[Dataset entries]
━━━━━━━━━━━━━━━━━━━━
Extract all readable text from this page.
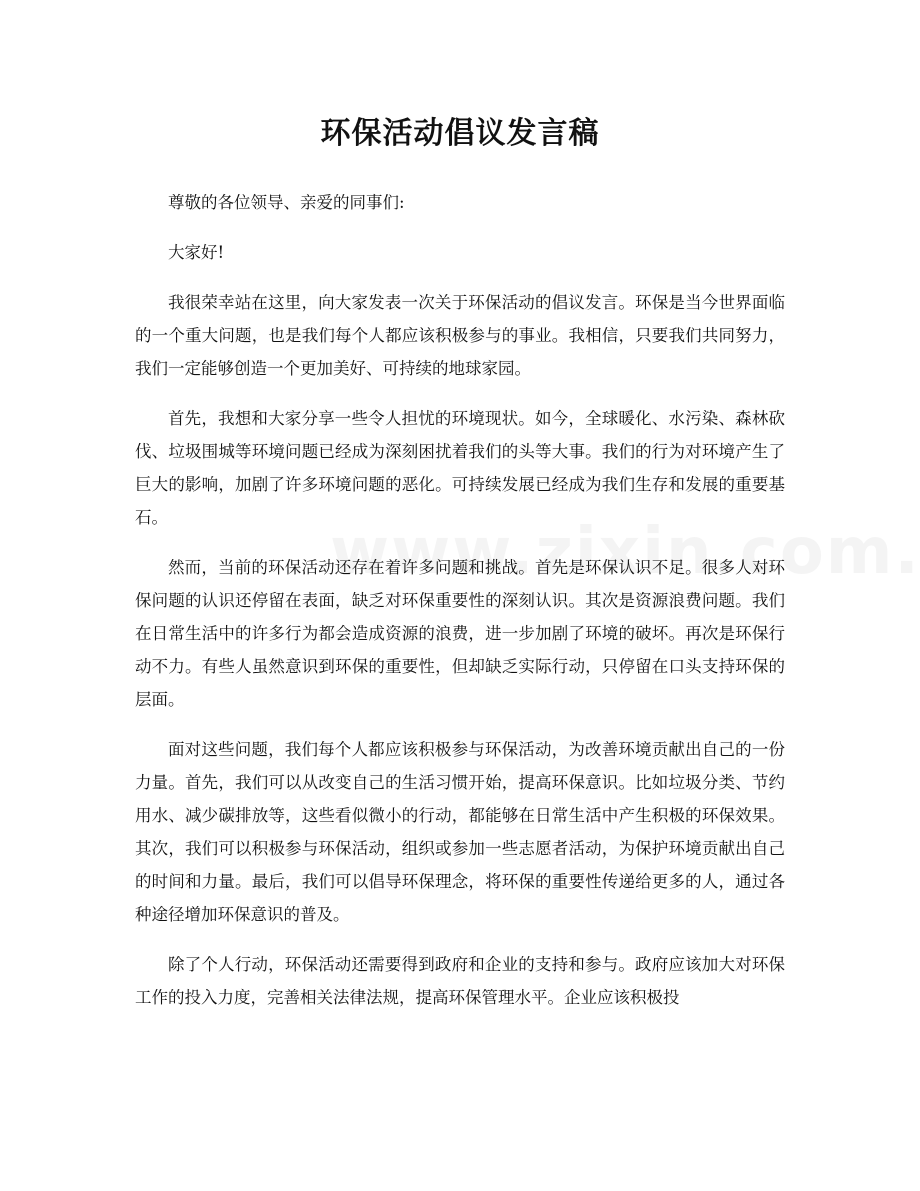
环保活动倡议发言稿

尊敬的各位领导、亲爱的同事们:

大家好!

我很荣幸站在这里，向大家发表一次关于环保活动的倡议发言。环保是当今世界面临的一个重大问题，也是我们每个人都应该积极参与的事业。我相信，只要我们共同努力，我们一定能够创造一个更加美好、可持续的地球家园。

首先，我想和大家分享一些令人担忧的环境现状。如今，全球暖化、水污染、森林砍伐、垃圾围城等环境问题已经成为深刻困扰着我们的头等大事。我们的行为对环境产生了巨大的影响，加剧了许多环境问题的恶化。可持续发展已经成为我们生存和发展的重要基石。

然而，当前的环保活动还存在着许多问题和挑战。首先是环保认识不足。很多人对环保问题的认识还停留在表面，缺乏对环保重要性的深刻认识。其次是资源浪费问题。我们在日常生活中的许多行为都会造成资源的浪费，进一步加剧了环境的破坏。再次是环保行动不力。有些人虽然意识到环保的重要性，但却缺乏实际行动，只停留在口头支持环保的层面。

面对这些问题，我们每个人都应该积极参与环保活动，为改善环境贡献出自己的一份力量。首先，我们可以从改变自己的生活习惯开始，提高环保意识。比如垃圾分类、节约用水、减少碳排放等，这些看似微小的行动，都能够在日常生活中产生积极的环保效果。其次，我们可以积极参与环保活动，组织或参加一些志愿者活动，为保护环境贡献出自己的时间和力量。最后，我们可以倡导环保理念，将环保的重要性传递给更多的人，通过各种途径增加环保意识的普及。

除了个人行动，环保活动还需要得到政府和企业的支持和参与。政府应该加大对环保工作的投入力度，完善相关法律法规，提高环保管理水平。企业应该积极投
━━━━━━━━━━━━━━━━━━━━
Aim
Working from the lines above, reproduce the material exactly and exclude its pictures.

Problem solution
Extract all readable text from this page.
环保活动倡议发言稿

尊敬的各位领导、亲爱的同事们:

大家好!

我很荣幸站在这里，向大家发表一次关于环保活动的倡议发言。环保是当今世界面临的一个重大问题，也是我们每个人都应该积极参与的事业。我相信，只要我们共同努力，我们一定能够创造一个更加美好、可持续的地球家园。

首先，我想和大家分享一些令人担忧的环境现状。如今，全球暖化、水污染、森林砍伐、垃圾围城等环境问题已经成为深刻困扰着我们的头等大事。我们的行为对环境产生了巨大的影响，加剧了许多环境问题的恶化。可持续发展已经成为我们生存和发展的重要基石。

然而，当前的环保活动还存在着许多问题和挑战。首先是环保认识不足。很多人对环保问题的认识还停留在表面，缺乏对环保重要性的深刻认识。其次是资源浪费问题。我们在日常生活中的许多行为都会造成资源的浪费，进一步加剧了环境的破坏。再次是环保行动不力。有些人虽然意识到环保的重要性，但却缺乏实际行动，只停留在口头支持环保的层面。

面对这些问题，我们每个人都应该积极参与环保活动，为改善环境贡献出自己的一份力量。首先，我们可以从改变自己的生活习惯开始，提高环保意识。比如垃圾分类、节约用水、减少碳排放等，这些看似微小的行动，都能够在日常生活中产生积极的环保效果。其次，我们可以积极参与环保活动，组织或参加一些志愿者活动，为保护环境贡献出自己的时间和力量。最后，我们可以倡导环保理念，将环保的重要性传递给更多的人，通过各种途径增加环保意识的普及。

除了个人行动，环保活动还需要得到政府和企业的支持和参与。政府应该加大对环保工作的投入力度，完善相关法律法规，提高环保管理水平。企业应该积极投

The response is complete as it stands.